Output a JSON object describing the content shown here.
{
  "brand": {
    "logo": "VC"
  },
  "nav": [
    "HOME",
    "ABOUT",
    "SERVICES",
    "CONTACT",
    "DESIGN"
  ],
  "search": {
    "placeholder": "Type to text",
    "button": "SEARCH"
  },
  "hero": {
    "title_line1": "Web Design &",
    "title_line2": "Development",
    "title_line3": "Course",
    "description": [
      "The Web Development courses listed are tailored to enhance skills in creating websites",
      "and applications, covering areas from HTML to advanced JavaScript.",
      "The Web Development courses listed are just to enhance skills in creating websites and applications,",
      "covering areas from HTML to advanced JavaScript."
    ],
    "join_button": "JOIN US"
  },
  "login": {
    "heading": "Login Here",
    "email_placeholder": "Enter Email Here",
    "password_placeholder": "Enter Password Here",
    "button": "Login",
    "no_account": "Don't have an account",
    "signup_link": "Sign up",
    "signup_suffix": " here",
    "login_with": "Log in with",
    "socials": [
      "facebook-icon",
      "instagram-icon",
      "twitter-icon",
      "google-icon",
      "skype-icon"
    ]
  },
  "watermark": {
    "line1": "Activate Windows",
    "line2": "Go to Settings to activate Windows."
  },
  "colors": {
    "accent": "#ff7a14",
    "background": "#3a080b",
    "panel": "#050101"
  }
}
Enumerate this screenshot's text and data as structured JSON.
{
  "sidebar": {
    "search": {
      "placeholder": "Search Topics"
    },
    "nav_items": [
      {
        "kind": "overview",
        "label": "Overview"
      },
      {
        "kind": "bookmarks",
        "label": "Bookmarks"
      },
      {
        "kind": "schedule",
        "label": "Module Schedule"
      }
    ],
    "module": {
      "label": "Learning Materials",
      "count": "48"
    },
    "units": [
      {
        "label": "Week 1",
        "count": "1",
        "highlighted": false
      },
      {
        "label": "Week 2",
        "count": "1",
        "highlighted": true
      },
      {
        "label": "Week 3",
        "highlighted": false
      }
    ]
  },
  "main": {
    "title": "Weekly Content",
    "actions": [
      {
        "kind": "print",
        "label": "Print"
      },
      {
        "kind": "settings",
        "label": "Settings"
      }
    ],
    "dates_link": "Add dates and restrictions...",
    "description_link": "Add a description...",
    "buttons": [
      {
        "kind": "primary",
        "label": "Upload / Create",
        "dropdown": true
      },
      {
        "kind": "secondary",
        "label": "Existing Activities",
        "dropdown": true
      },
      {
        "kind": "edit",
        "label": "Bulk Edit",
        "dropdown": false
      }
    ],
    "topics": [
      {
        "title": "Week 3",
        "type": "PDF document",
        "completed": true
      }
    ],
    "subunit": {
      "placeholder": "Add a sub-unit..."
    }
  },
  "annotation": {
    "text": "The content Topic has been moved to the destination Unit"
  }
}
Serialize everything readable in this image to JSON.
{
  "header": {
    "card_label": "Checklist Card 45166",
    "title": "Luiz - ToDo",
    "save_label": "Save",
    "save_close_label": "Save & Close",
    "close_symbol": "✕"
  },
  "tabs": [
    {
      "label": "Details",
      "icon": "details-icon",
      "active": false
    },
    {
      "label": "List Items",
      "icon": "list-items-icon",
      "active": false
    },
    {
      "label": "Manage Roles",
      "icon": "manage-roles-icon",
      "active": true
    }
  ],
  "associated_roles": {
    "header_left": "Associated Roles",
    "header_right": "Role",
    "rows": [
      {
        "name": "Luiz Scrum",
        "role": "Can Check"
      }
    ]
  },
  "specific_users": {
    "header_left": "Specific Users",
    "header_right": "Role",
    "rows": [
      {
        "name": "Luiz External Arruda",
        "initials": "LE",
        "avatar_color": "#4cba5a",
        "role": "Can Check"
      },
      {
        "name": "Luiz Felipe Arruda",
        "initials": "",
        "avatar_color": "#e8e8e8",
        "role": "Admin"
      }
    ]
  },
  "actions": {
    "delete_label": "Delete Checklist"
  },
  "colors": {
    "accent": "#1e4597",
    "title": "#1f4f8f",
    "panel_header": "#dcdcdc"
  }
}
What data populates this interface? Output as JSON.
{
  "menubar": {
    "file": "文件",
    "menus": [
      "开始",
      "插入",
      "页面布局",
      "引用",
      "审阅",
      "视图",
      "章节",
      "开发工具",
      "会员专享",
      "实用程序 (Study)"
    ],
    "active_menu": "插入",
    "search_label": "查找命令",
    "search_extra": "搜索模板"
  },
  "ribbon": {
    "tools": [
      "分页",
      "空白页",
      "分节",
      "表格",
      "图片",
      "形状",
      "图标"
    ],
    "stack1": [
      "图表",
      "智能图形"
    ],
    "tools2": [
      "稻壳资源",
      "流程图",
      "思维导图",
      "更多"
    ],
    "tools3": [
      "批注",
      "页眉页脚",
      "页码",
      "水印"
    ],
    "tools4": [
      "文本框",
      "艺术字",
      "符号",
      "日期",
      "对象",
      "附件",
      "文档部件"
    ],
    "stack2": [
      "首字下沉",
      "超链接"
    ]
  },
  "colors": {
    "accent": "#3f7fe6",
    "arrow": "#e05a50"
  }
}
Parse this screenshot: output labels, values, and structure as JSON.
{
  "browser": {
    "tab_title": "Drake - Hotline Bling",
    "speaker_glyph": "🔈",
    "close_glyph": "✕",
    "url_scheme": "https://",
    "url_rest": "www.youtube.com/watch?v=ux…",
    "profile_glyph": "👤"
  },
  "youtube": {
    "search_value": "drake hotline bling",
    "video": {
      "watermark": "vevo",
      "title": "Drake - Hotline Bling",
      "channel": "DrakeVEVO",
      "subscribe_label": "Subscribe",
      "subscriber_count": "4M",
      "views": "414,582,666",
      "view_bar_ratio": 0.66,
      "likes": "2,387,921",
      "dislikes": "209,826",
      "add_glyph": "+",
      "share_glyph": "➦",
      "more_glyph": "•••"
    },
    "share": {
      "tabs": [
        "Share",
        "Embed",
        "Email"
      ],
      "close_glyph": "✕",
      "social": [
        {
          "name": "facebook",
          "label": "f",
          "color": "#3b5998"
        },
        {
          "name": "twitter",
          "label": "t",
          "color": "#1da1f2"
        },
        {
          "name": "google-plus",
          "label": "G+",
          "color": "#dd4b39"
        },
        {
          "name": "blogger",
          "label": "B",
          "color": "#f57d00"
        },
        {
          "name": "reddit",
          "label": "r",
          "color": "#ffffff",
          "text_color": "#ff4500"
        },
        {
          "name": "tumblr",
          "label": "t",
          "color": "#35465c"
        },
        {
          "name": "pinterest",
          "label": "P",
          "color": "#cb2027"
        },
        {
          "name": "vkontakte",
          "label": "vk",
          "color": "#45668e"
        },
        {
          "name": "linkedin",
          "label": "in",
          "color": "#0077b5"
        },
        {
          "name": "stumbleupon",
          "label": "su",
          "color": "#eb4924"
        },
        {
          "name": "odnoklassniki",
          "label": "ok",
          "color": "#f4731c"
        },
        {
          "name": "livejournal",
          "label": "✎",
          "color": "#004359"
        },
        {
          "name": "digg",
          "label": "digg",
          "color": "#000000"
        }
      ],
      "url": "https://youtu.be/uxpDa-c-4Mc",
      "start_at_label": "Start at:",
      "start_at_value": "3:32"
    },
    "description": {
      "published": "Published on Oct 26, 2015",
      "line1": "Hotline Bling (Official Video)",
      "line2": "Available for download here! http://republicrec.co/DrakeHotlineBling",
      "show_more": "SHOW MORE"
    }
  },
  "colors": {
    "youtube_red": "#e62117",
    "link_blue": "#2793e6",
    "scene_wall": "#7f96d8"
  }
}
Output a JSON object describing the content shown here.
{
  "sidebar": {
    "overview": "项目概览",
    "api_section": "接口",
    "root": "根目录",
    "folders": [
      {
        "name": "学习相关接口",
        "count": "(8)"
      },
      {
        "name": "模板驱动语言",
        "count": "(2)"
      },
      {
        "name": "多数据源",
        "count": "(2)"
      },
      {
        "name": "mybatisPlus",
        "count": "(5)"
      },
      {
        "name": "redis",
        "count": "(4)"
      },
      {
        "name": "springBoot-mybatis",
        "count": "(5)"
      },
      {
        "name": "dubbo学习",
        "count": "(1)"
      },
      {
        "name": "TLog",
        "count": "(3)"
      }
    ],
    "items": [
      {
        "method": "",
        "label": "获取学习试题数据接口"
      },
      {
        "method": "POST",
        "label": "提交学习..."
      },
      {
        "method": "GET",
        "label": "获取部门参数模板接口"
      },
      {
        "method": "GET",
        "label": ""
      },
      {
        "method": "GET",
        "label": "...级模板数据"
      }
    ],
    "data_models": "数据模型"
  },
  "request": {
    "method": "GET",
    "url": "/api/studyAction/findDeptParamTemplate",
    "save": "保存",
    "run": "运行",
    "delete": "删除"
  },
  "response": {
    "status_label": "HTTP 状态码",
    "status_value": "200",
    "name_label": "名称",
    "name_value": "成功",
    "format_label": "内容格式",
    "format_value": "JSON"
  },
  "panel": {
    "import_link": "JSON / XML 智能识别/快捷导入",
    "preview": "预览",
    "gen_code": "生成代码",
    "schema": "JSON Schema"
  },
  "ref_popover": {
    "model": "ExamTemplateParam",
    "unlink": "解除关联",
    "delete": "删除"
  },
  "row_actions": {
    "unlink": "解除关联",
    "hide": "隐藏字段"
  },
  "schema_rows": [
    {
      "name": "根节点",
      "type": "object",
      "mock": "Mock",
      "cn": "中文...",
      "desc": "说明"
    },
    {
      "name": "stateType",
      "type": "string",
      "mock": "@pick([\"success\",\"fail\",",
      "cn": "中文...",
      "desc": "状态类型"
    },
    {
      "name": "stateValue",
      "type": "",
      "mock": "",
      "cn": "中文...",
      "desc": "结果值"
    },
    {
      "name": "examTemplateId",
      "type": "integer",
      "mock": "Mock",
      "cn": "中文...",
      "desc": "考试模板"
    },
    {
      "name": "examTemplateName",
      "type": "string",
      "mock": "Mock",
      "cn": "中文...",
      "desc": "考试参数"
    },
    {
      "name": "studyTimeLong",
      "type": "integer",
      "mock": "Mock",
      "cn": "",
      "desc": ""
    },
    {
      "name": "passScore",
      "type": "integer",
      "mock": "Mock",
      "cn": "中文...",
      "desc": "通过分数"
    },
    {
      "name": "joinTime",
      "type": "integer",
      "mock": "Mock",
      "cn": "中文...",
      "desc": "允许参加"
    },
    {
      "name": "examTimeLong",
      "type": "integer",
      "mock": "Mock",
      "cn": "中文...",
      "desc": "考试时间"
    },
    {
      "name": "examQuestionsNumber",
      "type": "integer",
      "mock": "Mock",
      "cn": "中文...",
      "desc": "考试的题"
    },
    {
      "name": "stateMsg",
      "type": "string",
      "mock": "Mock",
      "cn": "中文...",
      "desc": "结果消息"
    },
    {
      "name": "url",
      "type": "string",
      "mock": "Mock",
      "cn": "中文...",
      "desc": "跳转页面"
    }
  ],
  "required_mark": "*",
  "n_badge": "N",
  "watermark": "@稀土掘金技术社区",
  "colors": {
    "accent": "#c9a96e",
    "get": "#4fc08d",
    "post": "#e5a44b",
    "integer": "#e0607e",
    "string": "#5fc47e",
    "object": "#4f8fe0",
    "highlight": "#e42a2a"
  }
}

--- --- ---

### [Written request]
Locate the lines above that contain "object" and copy them.

### [Task result]
Output a JSON object describing the content shown here.
Output a JSON object describing the content shown here.
      "type": "object",
    "object": "#4f8fe0",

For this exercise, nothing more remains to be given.